◆ **Description of the task**
Pick out the lines below that include the string "stone".

[Collected data]

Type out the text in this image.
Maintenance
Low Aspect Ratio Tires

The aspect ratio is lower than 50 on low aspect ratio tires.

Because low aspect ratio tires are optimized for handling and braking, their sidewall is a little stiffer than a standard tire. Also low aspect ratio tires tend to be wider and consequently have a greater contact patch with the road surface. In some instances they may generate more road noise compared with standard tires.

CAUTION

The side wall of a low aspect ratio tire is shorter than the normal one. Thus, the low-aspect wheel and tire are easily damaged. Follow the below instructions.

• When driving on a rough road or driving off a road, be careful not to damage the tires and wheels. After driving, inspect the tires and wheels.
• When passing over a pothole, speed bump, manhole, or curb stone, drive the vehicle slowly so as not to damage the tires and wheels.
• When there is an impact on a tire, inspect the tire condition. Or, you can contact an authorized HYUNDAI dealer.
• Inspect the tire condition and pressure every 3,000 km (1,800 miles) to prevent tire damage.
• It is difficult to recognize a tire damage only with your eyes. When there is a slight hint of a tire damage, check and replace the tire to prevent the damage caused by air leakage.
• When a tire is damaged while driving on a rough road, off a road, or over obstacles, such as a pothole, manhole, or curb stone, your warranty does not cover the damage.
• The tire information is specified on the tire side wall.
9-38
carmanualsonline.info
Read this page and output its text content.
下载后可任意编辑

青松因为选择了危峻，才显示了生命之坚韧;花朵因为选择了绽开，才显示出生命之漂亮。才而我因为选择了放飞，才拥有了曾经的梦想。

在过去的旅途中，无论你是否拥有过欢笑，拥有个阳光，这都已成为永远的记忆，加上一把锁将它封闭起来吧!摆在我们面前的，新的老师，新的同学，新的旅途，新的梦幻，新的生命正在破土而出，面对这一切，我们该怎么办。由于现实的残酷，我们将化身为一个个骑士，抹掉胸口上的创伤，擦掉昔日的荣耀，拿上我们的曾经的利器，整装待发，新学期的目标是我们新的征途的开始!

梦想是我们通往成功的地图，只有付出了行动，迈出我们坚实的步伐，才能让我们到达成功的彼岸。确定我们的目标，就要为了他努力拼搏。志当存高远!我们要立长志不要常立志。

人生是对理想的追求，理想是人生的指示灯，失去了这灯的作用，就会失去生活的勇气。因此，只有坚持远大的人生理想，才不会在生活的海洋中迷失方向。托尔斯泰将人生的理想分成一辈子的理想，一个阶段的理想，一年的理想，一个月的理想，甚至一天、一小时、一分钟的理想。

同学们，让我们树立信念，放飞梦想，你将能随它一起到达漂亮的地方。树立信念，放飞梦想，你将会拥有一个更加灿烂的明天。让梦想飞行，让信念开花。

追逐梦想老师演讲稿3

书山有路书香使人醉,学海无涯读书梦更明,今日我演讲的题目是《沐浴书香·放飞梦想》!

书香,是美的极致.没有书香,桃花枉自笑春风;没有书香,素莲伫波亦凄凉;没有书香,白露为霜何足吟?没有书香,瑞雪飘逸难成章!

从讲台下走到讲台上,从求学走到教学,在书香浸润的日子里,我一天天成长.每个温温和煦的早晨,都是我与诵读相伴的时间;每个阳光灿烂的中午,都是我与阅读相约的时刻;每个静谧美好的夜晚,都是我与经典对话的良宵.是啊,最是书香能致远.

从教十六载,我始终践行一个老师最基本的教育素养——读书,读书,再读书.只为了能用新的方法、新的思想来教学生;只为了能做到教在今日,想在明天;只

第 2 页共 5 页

◆ **Response**
• When passing over a pothole, speed bump, manhole, or curb stone, drive the vehicle slowly so as not to damage the tires and wheels.
• When a tire is damaged while driving on a rough road, off a road, or over obstacles, such as a pothole, manhole, or curb stone, your warranty does not cover the damage.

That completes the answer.